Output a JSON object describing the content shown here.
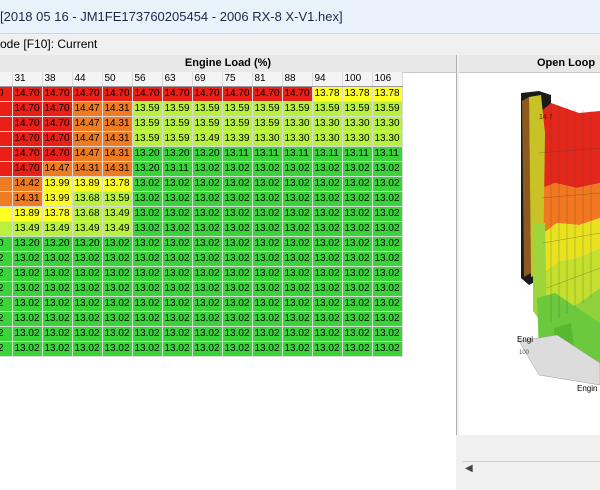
{
  "window": {
    "title": "[2018 05 16 - JM1FE173760205454 - 2006 RX-8 X-V1.hex]",
    "mode_text": "ode [F10]: Current"
  },
  "grid": {
    "header": "Engine Load (%)",
    "columns": [
      "",
      "31",
      "38",
      "44",
      "50",
      "56",
      "63",
      "69",
      "75",
      "81",
      "88",
      "94",
      "100",
      "106"
    ],
    "rows": [
      [
        "4.70",
        "14.70",
        "14.70",
        "14.70",
        "14.70",
        "14.70",
        "14.70",
        "14.70",
        "14.70",
        "14.70",
        "14.70",
        "13.78",
        "13.78",
        "13.78"
      ],
      [
        ".70",
        "14.70",
        "14.70",
        "14.47",
        "14.31",
        "13.59",
        "13.59",
        "13.59",
        "13.59",
        "13.59",
        "13.59",
        "13.59",
        "13.59",
        "13.59"
      ],
      [
        ".70",
        "14.70",
        "14.70",
        "14.47",
        "14.31",
        "13.59",
        "13.59",
        "13.59",
        "13.59",
        "13.59",
        "13.30",
        "13.30",
        "13.30",
        "13.30"
      ],
      [
        ".70",
        "14.70",
        "14.70",
        "14.47",
        "14.31",
        "13.59",
        "13.59",
        "13.49",
        "13.39",
        "13.30",
        "13.30",
        "13.30",
        "13.30",
        "13.30"
      ],
      [
        ".70",
        "14.70",
        "14.70",
        "14.47",
        "14.31",
        "13.20",
        "13.20",
        "13.20",
        "13.11",
        "13.11",
        "13.11",
        "13.11",
        "13.11",
        "13.11"
      ],
      [
        ".70",
        "14.70",
        "14.47",
        "14.31",
        "14.31",
        "13.20",
        "13.11",
        "13.02",
        "13.02",
        "13.02",
        "13.02",
        "13.02",
        "13.02",
        "13.02"
      ],
      [
        ".42",
        "14.42",
        "13.99",
        "13.89",
        "13.78",
        "13.02",
        "13.02",
        "13.02",
        "13.02",
        "13.02",
        "13.02",
        "13.02",
        "13.02",
        "13.02"
      ],
      [
        ".42",
        "14.31",
        "13.99",
        "13.68",
        "13.59",
        "13.02",
        "13.02",
        "13.02",
        "13.02",
        "13.02",
        "13.02",
        "13.02",
        "13.02",
        "13.02"
      ],
      [
        ".89",
        "13.89",
        "13.78",
        "13.68",
        "13.49",
        "13.02",
        "13.02",
        "13.02",
        "13.02",
        "13.02",
        "13.02",
        "13.02",
        "13.02",
        "13.02"
      ],
      [
        ".49",
        "13.49",
        "13.49",
        "13.49",
        "13.49",
        "13.02",
        "13.02",
        "13.02",
        "13.02",
        "13.02",
        "13.02",
        "13.02",
        "13.02",
        "13.02"
      ],
      [
        "3.20",
        "13.20",
        "13.20",
        "13.20",
        "13.02",
        "13.02",
        "13.02",
        "13.02",
        "13.02",
        "13.02",
        "13.02",
        "13.02",
        "13.02",
        "13.02"
      ],
      [
        "3.02",
        "13.02",
        "13.02",
        "13.02",
        "13.02",
        "13.02",
        "13.02",
        "13.02",
        "13.02",
        "13.02",
        "13.02",
        "13.02",
        "13.02",
        "13.02"
      ],
      [
        "3.02",
        "13.02",
        "13.02",
        "13.02",
        "13.02",
        "13.02",
        "13.02",
        "13.02",
        "13.02",
        "13.02",
        "13.02",
        "13.02",
        "13.02",
        "13.02"
      ],
      [
        "3.02",
        "13.02",
        "13.02",
        "13.02",
        "13.02",
        "13.02",
        "13.02",
        "13.02",
        "13.02",
        "13.02",
        "13.02",
        "13.02",
        "13.02",
        "13.02"
      ],
      [
        "3.02",
        "13.02",
        "13.02",
        "13.02",
        "13.02",
        "13.02",
        "13.02",
        "13.02",
        "13.02",
        "13.02",
        "13.02",
        "13.02",
        "13.02",
        "13.02"
      ],
      [
        "3.02",
        "13.02",
        "13.02",
        "13.02",
        "13.02",
        "13.02",
        "13.02",
        "13.02",
        "13.02",
        "13.02",
        "13.02",
        "13.02",
        "13.02",
        "13.02"
      ],
      [
        "3.02",
        "13.02",
        "13.02",
        "13.02",
        "13.02",
        "13.02",
        "13.02",
        "13.02",
        "13.02",
        "13.02",
        "13.02",
        "13.02",
        "13.02",
        "13.02"
      ],
      [
        "3.02",
        "13.02",
        "13.02",
        "13.02",
        "13.02",
        "13.02",
        "13.02",
        "13.02",
        "13.02",
        "13.02",
        "13.02",
        "13.02",
        "13.02",
        "13.02"
      ]
    ],
    "color_scale": {
      "red": "#e82017",
      "orange": "#f07c22",
      "yellow": "#ffff22",
      "light_green": "#b8f23c",
      "green": "#38d438"
    }
  },
  "plot": {
    "header": "Open Loop",
    "peak_label": "14.7",
    "axis_label_1": "Engi",
    "axis_label_2": "Engin",
    "tick_label": "100"
  }
}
· · ·
Copy each line above that contains the string "header".

    "header": "Engine Load (%)",
    "header": "Open Loop",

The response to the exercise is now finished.